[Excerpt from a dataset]
* * * * *
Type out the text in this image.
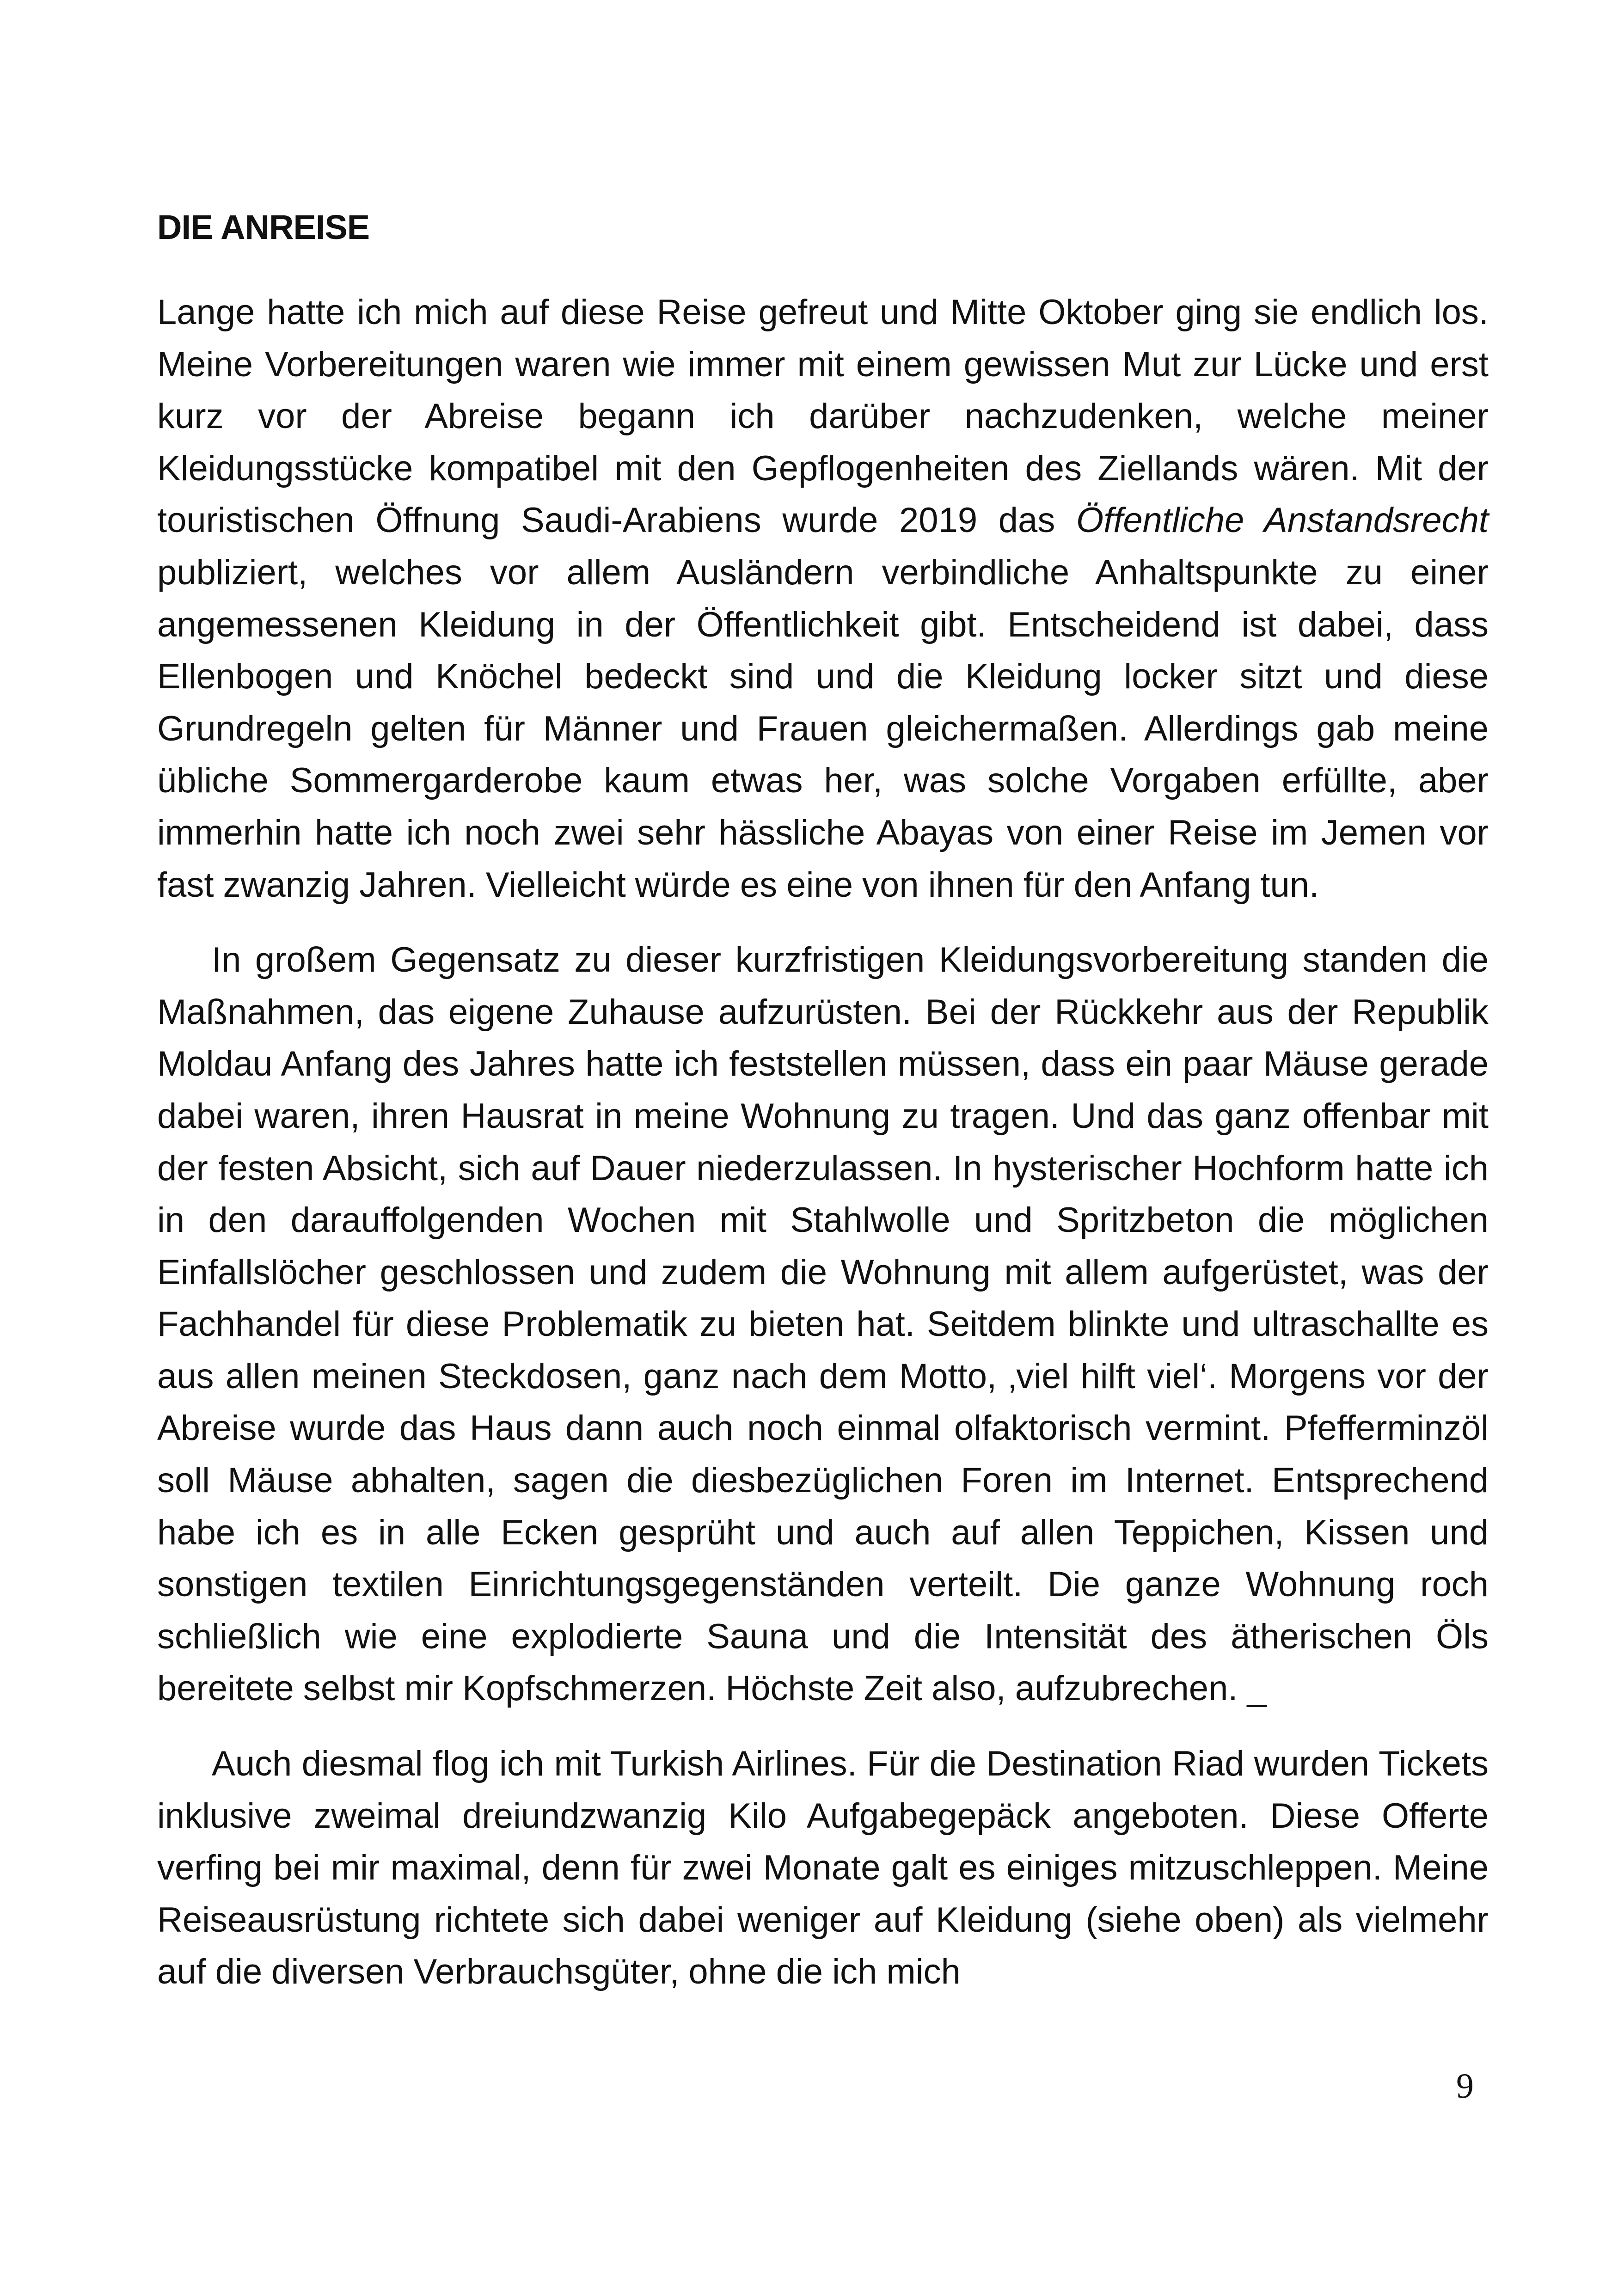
DIE ANREISE

Lange hatte ich mich auf diese Reise gefreut und Mitte Oktober ging sie endlich los. Meine Vorbereitungen waren wie immer mit einem gewissen Mut zur Lücke und erst kurz vor der Abreise begann ich darüber nachzudenken, welche meiner Kleidungsstücke kompatibel mit den Gepflogenheiten des Ziellands wären. Mit der touristischen Öffnung Saudi-Arabiens wurde 2019 das Öffentliche Anstandsrecht publiziert, welches vor allem Ausländern verbindliche Anhaltspunkte zu einer angemessenen Kleidung in der Öffentlichkeit gibt. Entscheidend ist dabei, dass Ellenbogen und Knöchel bedeckt sind und die Kleidung locker sitzt und diese Grundregeln gelten für Männer und Frauen gleichermaßen. Allerdings gab meine übliche Sommergarderobe kaum etwas her, was solche Vorgaben erfüllte, aber immerhin hatte ich noch zwei sehr hässliche Abayas von einer Reise im Jemen vor fast zwanzig Jahren. Vielleicht würde es eine von ihnen für den Anfang tun.

In großem Gegensatz zu dieser kurzfristigen Kleidungsvorbereitung standen die Maßnahmen, das eigene Zuhause aufzurüsten. Bei der Rückkehr aus der Republik Moldau Anfang des Jahres hatte ich feststellen müssen, dass ein paar Mäuse gerade dabei waren, ihren Hausrat in meine Wohnung zu tragen. Und das ganz offenbar mit der festen Absicht, sich auf Dauer niederzulassen. In hysterischer Hochform hatte ich in den darauffolgenden Wochen mit Stahlwolle und Spritzbeton die möglichen Einfallslöcher geschlossen und zudem die Wohnung mit allem aufgerüstet, was der Fachhandel für diese Problematik zu bieten hat. Seitdem blinkte und ultraschallte es aus allen meinen Steckdosen, ganz nach dem Motto, ‚viel hilft viel‘. Morgens vor der Abreise wurde das Haus dann auch noch einmal olfaktorisch vermint. Pfefferminzöl soll Mäuse abhalten, sagen die diesbezüglichen Foren im Internet. Entsprechend habe ich es in alle Ecken gesprüht und auch auf allen Teppichen, Kissen und sonstigen textilen Einrichtungsgegenständen verteilt. Die ganze Wohnung roch schließlich wie eine explodierte Sauna und die Intensität des ätherischen Öls bereitete selbst mir Kopfschmerzen. Höchste Zeit also, aufzubrechen. _

Auch diesmal flog ich mit Turkish Airlines. Für die Destination Riad wurden Tickets inklusive zweimal dreiundzwanzig Kilo Aufgabegepäck angeboten. Diese Offerte verfing bei mir maximal, denn für zwei Monate galt es einiges mitzuschleppen. Meine Reiseausrüstung richtete sich dabei weniger auf Kleidung (siehe oben) als vielmehr auf die diversen Verbrauchsgüter, ohne die ich mich

9
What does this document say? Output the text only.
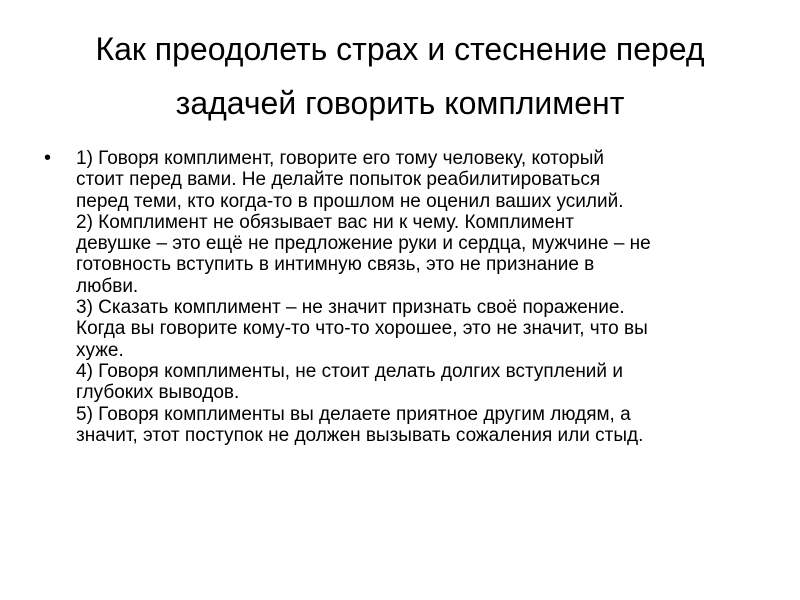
Как преодолеть страх и стеснение перед
задачей говорить комплимент
•	1) Говоря комплимент, говорите его тому человеку, который
стоит перед вами. Не делайте попыток реабилитироваться
перед теми, кто когда-то в прошлом не оценил ваших усилий.
2) Комплимент не обязывает вас ни к чему. Комплимент
девушке – это ещё не предложение руки и сердца, мужчине – не
готовность вступить в интимную связь, это не признание в
любви.
3) Сказать комплимент – не значит признать своё поражение.
Когда вы говорите кому-то что-то хорошее, это не значит, что вы
хуже.
4) Говоря комплименты, не стоит делать долгих вступлений и
глубоких выводов.
5) Говоря комплименты вы делаете приятное другим людям, а
значит, этот поступок не должен вызывать сожаления или стыд.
* * * * *
_PROBLEM DETAILS_
Copy each line of the entries that includes the word "значит".

_CORRECT OUTPUT_
3) Сказать комплимент – не значит признать своё поражение.
Когда вы говорите кому-то что-то хорошее, это не значит, что вы
значит, этот поступок не должен вызывать сожаления или стыд.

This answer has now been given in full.